Required work: Print all the entries verbatim.

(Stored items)
::::::
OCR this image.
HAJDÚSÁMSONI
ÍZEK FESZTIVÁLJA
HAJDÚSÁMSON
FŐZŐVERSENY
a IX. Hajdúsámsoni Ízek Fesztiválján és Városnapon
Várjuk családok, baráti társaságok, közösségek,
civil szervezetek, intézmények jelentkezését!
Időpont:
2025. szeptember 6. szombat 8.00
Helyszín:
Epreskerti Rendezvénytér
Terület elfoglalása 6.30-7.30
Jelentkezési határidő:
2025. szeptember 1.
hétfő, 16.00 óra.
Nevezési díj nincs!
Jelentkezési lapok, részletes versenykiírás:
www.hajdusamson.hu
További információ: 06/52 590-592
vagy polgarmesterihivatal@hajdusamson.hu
::::::
Result for this exercise:
OCR this image.
HAJDÚSÁMSONI
ÍZEK FESZTIVÁLJA
HAJDÚSÁMSON
FŐZŐVERSENY
a IX. Hajdúsámsoni Ízek Fesztiválján és Városnapon
Várjuk családok, baráti társaságok, közösségek,
civil szervezetek, intézmények jelentkezését!
Időpont:
2025. szeptember 6. szombat 8.00
Helyszín:
Epreskerti Rendezvénytér
Terület elfoglalása 6.30-7.30
Jelentkezési határidő:
2025. szeptember 1.
hétfő, 16.00 óra.
Nevezési díj nincs!
Jelentkezési lapok, részletes versenykiírás:
www.hajdusamson.hu
További információ: 06/52 590-592
vagy polgarmesterihivatal@hajdusamson.hu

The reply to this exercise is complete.